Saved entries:

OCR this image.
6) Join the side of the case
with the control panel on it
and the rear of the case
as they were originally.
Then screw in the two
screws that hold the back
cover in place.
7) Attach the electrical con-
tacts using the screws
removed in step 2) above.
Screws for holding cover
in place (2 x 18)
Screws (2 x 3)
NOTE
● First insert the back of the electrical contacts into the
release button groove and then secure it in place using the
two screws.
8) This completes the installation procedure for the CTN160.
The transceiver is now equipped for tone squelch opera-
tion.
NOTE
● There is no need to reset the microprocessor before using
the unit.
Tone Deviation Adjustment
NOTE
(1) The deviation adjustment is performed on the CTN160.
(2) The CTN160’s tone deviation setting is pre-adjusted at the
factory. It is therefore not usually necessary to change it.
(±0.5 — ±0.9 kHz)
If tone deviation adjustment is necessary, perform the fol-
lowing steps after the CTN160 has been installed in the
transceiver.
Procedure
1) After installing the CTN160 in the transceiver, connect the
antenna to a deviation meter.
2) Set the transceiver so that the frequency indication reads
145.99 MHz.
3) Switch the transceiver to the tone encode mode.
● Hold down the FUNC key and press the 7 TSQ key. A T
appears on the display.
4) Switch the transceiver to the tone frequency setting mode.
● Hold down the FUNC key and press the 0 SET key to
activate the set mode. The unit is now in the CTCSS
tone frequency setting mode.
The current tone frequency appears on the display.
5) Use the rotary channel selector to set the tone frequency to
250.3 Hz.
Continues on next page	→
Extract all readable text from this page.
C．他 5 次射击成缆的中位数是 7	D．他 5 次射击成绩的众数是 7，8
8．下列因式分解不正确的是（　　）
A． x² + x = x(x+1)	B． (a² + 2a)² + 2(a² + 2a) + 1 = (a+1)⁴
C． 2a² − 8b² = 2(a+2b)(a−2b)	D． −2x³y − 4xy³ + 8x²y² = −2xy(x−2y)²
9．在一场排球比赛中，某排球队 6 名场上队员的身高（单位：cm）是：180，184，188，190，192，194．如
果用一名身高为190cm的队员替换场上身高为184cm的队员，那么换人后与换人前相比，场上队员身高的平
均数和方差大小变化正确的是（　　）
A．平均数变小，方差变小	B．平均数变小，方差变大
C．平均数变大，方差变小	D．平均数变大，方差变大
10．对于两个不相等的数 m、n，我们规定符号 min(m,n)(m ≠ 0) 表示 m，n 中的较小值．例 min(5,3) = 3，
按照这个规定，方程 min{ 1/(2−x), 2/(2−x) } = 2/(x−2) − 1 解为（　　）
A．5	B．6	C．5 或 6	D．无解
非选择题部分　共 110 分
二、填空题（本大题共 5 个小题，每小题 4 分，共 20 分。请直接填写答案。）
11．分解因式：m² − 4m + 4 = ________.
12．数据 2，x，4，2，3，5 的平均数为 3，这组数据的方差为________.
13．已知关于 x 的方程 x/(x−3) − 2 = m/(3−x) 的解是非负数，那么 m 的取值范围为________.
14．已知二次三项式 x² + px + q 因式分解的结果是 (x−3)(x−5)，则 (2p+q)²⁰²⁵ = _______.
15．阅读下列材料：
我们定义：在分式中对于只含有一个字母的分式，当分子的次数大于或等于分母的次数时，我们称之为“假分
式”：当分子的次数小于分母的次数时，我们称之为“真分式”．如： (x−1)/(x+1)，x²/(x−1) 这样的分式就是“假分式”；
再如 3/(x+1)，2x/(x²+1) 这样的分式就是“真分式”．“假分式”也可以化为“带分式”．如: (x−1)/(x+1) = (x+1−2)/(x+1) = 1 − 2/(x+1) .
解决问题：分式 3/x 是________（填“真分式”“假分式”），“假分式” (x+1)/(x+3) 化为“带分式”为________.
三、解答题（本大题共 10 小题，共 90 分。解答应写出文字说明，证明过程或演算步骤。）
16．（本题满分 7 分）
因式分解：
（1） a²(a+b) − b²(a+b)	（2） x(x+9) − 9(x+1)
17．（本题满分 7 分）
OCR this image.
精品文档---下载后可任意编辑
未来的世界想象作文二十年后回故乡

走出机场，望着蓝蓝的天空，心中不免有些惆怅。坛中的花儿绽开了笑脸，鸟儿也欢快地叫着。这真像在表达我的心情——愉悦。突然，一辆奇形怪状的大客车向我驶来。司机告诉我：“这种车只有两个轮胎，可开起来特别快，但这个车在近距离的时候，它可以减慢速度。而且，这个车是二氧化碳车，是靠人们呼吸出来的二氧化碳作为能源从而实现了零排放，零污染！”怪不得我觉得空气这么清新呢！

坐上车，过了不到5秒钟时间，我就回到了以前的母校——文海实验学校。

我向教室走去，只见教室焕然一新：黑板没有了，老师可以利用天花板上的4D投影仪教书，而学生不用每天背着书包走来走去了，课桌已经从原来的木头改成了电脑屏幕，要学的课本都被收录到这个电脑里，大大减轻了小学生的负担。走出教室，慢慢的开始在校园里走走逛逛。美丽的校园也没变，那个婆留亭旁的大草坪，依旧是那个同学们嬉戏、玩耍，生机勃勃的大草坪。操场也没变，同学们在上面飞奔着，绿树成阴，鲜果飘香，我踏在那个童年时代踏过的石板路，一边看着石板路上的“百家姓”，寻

> **YOUR OBJECTIVE**: Reproduce the material above exactly; please quote every line of it.

> **ANSWER TO THIS PROBLEM**:
OCR this image.
6) Join the side of the case
with the control panel on it
and the rear of the case
as they were originally.
Then screw in the two
screws that hold the back
cover in place.
7) Attach the electrical con-
tacts using the screws
removed in step 2) above.
Screws for holding cover
in place (2 x 18)
Screws (2 x 3)
NOTE
● First insert the back of the electrical contacts into the
release button groove and then secure it in place using the
two screws.
8) This completes the installation procedure for the CTN160.
The transceiver is now equipped for tone squelch opera-
tion.
NOTE
● There is no need to reset the microprocessor before using
the unit.
Tone Deviation Adjustment
NOTE
(1) The deviation adjustment is performed on the CTN160.
(2) The CTN160’s tone deviation setting is pre-adjusted at the
factory. It is therefore not usually necessary to change it.
(±0.5 — ±0.9 kHz)
If tone deviation adjustment is necessary, perform the fol-
lowing steps after the CTN160 has been installed in the
transceiver.
Procedure
1) After installing the CTN160 in the transceiver, connect the
antenna to a deviation meter.
2) Set the transceiver so that the frequency indication reads
145.99 MHz.
3) Switch the transceiver to the tone encode mode.
● Hold down the FUNC key and press the 7 TSQ key. A T
appears on the display.
4) Switch the transceiver to the tone frequency setting mode.
● Hold down the FUNC key and press the 0 SET key to
activate the set mode. The unit is now in the CTCSS
tone frequency setting mode.
The current tone frequency appears on the display.
5) Use the rotary channel selector to set the tone frequency to
250.3 Hz.
Continues on next page	→
Extract all readable text from this page.
C．他 5 次射击成缆的中位数是 7	D．他 5 次射击成绩的众数是 7，8
8．下列因式分解不正确的是（　　）
A． x² + x = x(x+1)	B． (a² + 2a)² + 2(a² + 2a) + 1 = (a+1)⁴
C． 2a² − 8b² = 2(a+2b)(a−2b)	D． −2x³y − 4xy³ + 8x²y² = −2xy(x−2y)²
9．在一场排球比赛中，某排球队 6 名场上队员的身高（单位：cm）是：180，184，188，190，192，194．如
果用一名身高为190cm的队员替换场上身高为184cm的队员，那么换人后与换人前相比，场上队员身高的平
均数和方差大小变化正确的是（　　）
A．平均数变小，方差变小	B．平均数变小，方差变大
C．平均数变大，方差变小	D．平均数变大，方差变大
10．对于两个不相等的数 m、n，我们规定符号 min(m,n)(m ≠ 0) 表示 m，n 中的较小值．例 min(5,3) = 3，
按照这个规定，方程 min{ 1/(2−x), 2/(2−x) } = 2/(x−2) − 1 解为（　　）
A．5	B．6	C．5 或 6	D．无解
非选择题部分　共 110 分
二、填空题（本大题共 5 个小题，每小题 4 分，共 20 分。请直接填写答案。）
11．分解因式：m² − 4m + 4 = ________.
12．数据 2，x，4，2，3，5 的平均数为 3，这组数据的方差为________.
13．已知关于 x 的方程 x/(x−3) − 2 = m/(3−x) 的解是非负数，那么 m 的取值范围为________.
14．已知二次三项式 x² + px + q 因式分解的结果是 (x−3)(x−5)，则 (2p+q)²⁰²⁵ = _______.
15．阅读下列材料：
我们定义：在分式中对于只含有一个字母的分式，当分子的次数大于或等于分母的次数时，我们称之为“假分
式”：当分子的次数小于分母的次数时，我们称之为“真分式”．如： (x−1)/(x+1)，x²/(x−1) 这样的分式就是“假分式”；
再如 3/(x+1)，2x/(x²+1) 这样的分式就是“真分式”．“假分式”也可以化为“带分式”．如: (x−1)/(x+1) = (x+1−2)/(x+1) = 1 − 2/(x+1) .
解决问题：分式 3/x 是________（填“真分式”“假分式”），“假分式” (x+1)/(x+3) 化为“带分式”为________.
三、解答题（本大题共 10 小题，共 90 分。解答应写出文字说明，证明过程或演算步骤。）
16．（本题满分 7 分）
因式分解：
（1） a²(a+b) − b²(a+b)	（2） x(x+9) − 9(x+1)
17．（本题满分 7 分）
OCR this image.
精品文档---下载后可任意编辑
未来的世界想象作文二十年后回故乡

走出机场，望着蓝蓝的天空，心中不免有些惆怅。坛中的花儿绽开了笑脸，鸟儿也欢快地叫着。这真像在表达我的心情——愉悦。突然，一辆奇形怪状的大客车向我驶来。司机告诉我：“这种车只有两个轮胎，可开起来特别快，但这个车在近距离的时候，它可以减慢速度。而且，这个车是二氧化碳车，是靠人们呼吸出来的二氧化碳作为能源从而实现了零排放，零污染！”怪不得我觉得空气这么清新呢！

坐上车，过了不到5秒钟时间，我就回到了以前的母校——文海实验学校。

我向教室走去，只见教室焕然一新：黑板没有了，老师可以利用天花板上的4D投影仪教书，而学生不用每天背着书包走来走去了，课桌已经从原来的木头改成了电脑屏幕，要学的课本都被收录到这个电脑里，大大减轻了小学生的负担。走出教室，慢慢的开始在校园里走走逛逛。美丽的校园也没变，那个婆留亭旁的大草坪，依旧是那个同学们嬉戏、玩耍，生机勃勃的大草坪。操场也没变，同学们在上面飞奔着，绿树成阴，鲜果飘香，我踏在那个童年时代踏过的石板路，一边看着石板路上的“百家姓”，寻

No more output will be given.